Stated exercise —
Return the records exactly as they are.

Data provided —
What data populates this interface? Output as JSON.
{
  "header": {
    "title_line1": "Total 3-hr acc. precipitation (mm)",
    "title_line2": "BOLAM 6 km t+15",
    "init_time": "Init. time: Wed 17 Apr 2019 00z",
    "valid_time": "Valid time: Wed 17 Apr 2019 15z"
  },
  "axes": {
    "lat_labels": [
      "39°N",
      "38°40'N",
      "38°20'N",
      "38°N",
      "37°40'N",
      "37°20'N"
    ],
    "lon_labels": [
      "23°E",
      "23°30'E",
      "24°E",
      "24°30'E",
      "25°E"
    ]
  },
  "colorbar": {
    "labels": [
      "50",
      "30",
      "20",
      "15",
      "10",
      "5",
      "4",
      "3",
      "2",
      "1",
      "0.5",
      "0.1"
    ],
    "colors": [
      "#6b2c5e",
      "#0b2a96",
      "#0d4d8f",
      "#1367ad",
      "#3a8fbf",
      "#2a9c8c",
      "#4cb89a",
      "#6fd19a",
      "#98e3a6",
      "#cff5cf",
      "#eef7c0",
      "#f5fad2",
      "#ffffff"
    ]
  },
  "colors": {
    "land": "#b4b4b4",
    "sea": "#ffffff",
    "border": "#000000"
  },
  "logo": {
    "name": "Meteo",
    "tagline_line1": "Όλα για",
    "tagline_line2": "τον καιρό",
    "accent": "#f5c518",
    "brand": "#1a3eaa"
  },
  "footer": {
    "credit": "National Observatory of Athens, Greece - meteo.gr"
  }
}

Result —
What data populates this interface? Output as JSON.
{
  "header": {
    "title_line1": "Total 3-hr acc. precipitation (mm)",
    "title_line2": "BOLAM 6 km t+15",
    "init_time": "Init. time: Wed 17 Apr 2019 00z",
    "valid_time": "Valid time: Wed 17 Apr 2019 15z"
  },
  "axes": {
    "lat_labels": [
      "39°N",
      "38°40'N",
      "38°20'N",
      "38°N",
      "37°40'N",
      "37°20'N"
    ],
    "lon_labels": [
      "23°E",
      "23°30'E",
      "24°E",
      "24°30'E",
      "25°E"
    ]
  },
  "colorbar": {
    "labels": [
      "50",
      "30",
      "20",
      "15",
      "10",
      "5",
      "4",
      "3",
      "2",
      "1",
      "0.5",
      "0.1"
    ],
    "colors": [
      "#6b2c5e",
      "#0b2a96",
      "#0d4d8f",
      "#1367ad",
      "#3a8fbf",
      "#2a9c8c",
      "#4cb89a",
      "#6fd19a",
      "#98e3a6",
      "#cff5cf",
      "#eef7c0",
      "#f5fad2",
      "#ffffff"
    ]
  },
  "colors": {
    "land": "#b4b4b4",
    "sea": "#ffffff",
    "border": "#000000"
  },
  "logo": {
    "name": "Meteo",
    "tagline_line1": "Όλα για",
    "tagline_line2": "τον καιρό",
    "accent": "#f5c518",
    "brand": "#1a3eaa"
  },
  "footer": {
    "credit": "National Observatory of Athens, Greece - meteo.gr"
  }
}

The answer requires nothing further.